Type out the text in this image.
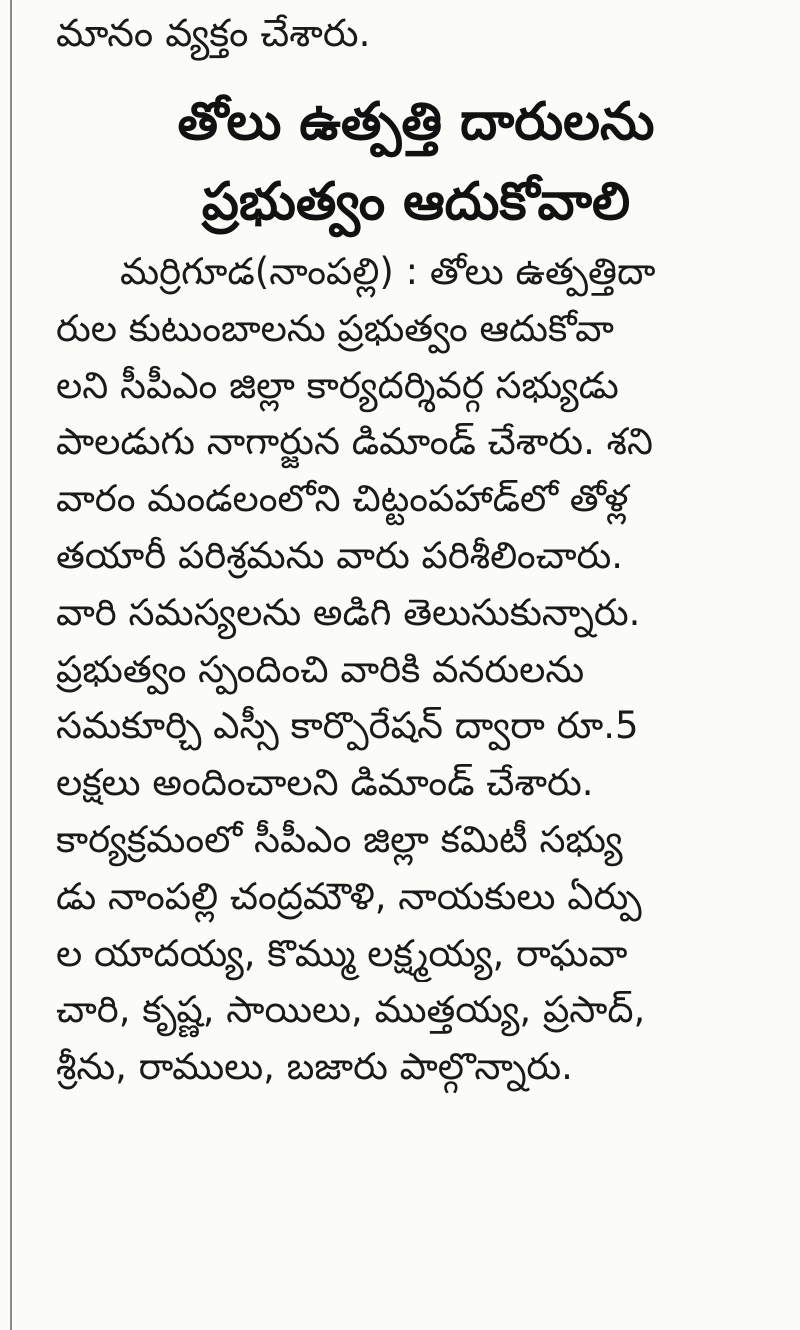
మానం వ్యక్తం చేశారు.
తోలు ఉత్పత్తి దారులను
ప్రభుత్వం ఆదుకోవాలి
మర్రిగూడ(నాంపల్లి) : తోలు ఉత్పత్తిదా
రుల కుటుంబాలను ప్రభుత్వం ఆదుకోవా
లని సీపీఎం జిల్లా కార్యదర్శివర్గ సభ్యుడు
పాలడుగు నాగార్జున డిమాండ్ చేశారు. శని
వారం మండలంలోని చిట్టంపహాడ్‌లో తోళ్ల
తయారీ పరిశ్రమను వారు పరిశీలించారు.
వారి సమస్యలను అడిగి తెలుసుకున్నారు.
ప్రభుత్వం స్పందించి వారికి వనరులను
సమకూర్చి ఎస్సీ కార్పొరేషన్ ద్వారా రూ.5
లక్షలు అందించాలని డిమాండ్ చేశారు.
కార్యక్రమంలో సీపీఎం జిల్లా కమిటీ సభ్యు
డు నాంపల్లి చంద్రమౌళి, నాయకులు ఏర్పు
ల యాదయ్య, కొమ్ము లక్ష్మయ్య, రాఘవా
చారి, కృష్ణ, సాయిలు, ముత్తయ్య, ప్రసాద్,
శ్రీను, రాములు, బజారు పాల్గొన్నారు.
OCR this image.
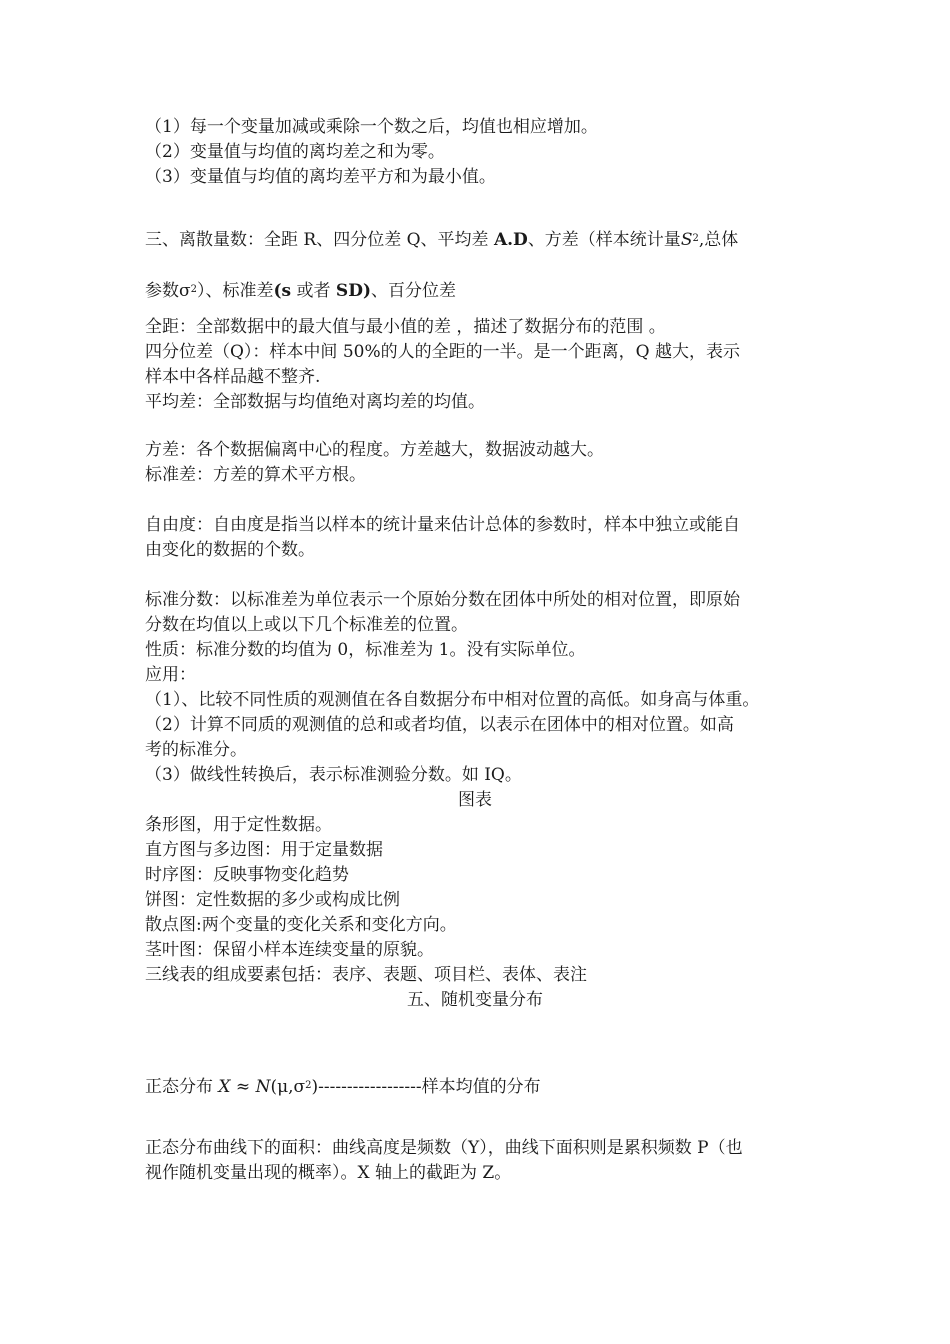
（1）每一个变量加减或乘除一个数之后，均值也相应增加。

（2）变量值与均值的离均差之和为零。

（3）变量值与均值的离均差平方和为最小值。

三、离散量数：全距 R、四分位差 Q、平均差 A.D、方差（样本统计量$S^2$,总体

参数$\sigma^2$）、标准差(s 或者 SD)、百分位差

全距：全部数据中的最大值与最小值的差 ，描述了数据分布的范围 。

四分位差（Q）：样本中间 50%的人的全距的一半。是一个距离，Q 越大，表示

样本中各样品越不整齐.

平均差：全部数据与均值绝对离均差的均值。

方差：各个数据偏离中心的程度。方差越大，数据波动越大。

标准差：方差的算术平方根。

自由度：自由度是指当以样本的统计量来估计总体的参数时，样本中独立或能自

由变化的数据的个数。

标准分数：以标准差为单位表示一个原始分数在团体中所处的相对位置，即原始

分数在均值以上或以下几个标准差的位置。

性质：标准分数的均值为 0，标准差为 1。没有实际单位。

应用：

（1）、比较不同性质的观测值在各自数据分布中相对位置的高低。如身高与体重。

（2）计算不同质的观测值的总和或者均值，以表示在团体中的相对位置。如高

考的标准分。

（3）做线性转换后，表示标准测验分数。如 IQ。

图表

条形图，用于定性数据。

直方图与多边图：用于定量数据

时序图：反映事物变化趋势

饼图：定性数据的多少或构成比例

散点图:两个变量的变化关系和变化方向。

茎叶图：保留小样本连续变量的原貌。

三线表的组成要素包括：表序、表题、项目栏、表体、表注

五、随机变量分布

正态分布 $X \approx N(\mu,\sigma^2)------------------$样本均值的分布

正态分布曲线下的面积：曲线高度是频数（Y），曲线下面积则是累积频数 P（也

视作随机变量出现的概率）。X 轴上的截距为 Z。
○ ○ ○ ○ ○
An exact transcription of all the entries is required, without the pictures.

Type out the text in this image.
మానం వ్యక్తం చేశారు.
తోలు ఉత్పత్తి దారులను
ప్రభుత్వం ఆదుకోవాలి
మర్రిగూడ(నాంపల్లి) : తోలు ఉత్పత్తిదా
రుల కుటుంబాలను ప్రభుత్వం ఆదుకోవా
లని సీపీఎం జిల్లా కార్యదర్శివర్గ సభ్యుడు
పాలడుగు నాగార్జున డిమాండ్ చేశారు. శని
వారం మండలంలోని చిట్టంపహాడ్‌లో తోళ్ల
తయారీ పరిశ్రమను వారు పరిశీలించారు.
వారి సమస్యలను అడిగి తెలుసుకున్నారు.
ప్రభుత్వం స్పందించి వారికి వనరులను
సమకూర్చి ఎస్సీ కార్పొరేషన్ ద్వారా రూ.5
లక్షలు అందించాలని డిమాండ్ చేశారు.
కార్యక్రమంలో సీపీఎం జిల్లా కమిటీ సభ్యు
డు నాంపల్లి చంద్రమౌళి, నాయకులు ఏర్పు
ల యాదయ్య, కొమ్ము లక్ష్మయ్య, రాఘవా
చారి, కృష్ణ, సాయిలు, ముత్తయ్య, ప్రసాద్,
శ్రీను, రాములు, బజారు పాల్గొన్నారు.
OCR this image.
（1）每一个变量加减或乘除一个数之后，均值也相应增加。

（2）变量值与均值的离均差之和为零。

（3）变量值与均值的离均差平方和为最小值。

三、离散量数：全距 R、四分位差 Q、平均差 A.D、方差（样本统计量$S^2$,总体

参数$\sigma^2$）、标准差(s 或者 SD)、百分位差

全距：全部数据中的最大值与最小值的差 ，描述了数据分布的范围 。

四分位差（Q）：样本中间 50%的人的全距的一半。是一个距离，Q 越大，表示

样本中各样品越不整齐.

平均差：全部数据与均值绝对离均差的均值。

方差：各个数据偏离中心的程度。方差越大，数据波动越大。

标准差：方差的算术平方根。

自由度：自由度是指当以样本的统计量来估计总体的参数时，样本中独立或能自

由变化的数据的个数。

标准分数：以标准差为单位表示一个原始分数在团体中所处的相对位置，即原始

分数在均值以上或以下几个标准差的位置。

性质：标准分数的均值为 0，标准差为 1。没有实际单位。

应用：

（1）、比较不同性质的观测值在各自数据分布中相对位置的高低。如身高与体重。

（2）计算不同质的观测值的总和或者均值，以表示在团体中的相对位置。如高

考的标准分。

（3）做线性转换后，表示标准测验分数。如 IQ。

图表

条形图，用于定性数据。

直方图与多边图：用于定量数据

时序图：反映事物变化趋势

饼图：定性数据的多少或构成比例

散点图:两个变量的变化关系和变化方向。

茎叶图：保留小样本连续变量的原貌。

三线表的组成要素包括：表序、表题、项目栏、表体、表注

五、随机变量分布

正态分布 $X \approx N(\mu,\sigma^2)------------------$样本均值的分布

正态分布曲线下的面积：曲线高度是频数（Y），曲线下面积则是累积频数 P（也

视作随机变量出现的概率）。X 轴上的截距为 Z。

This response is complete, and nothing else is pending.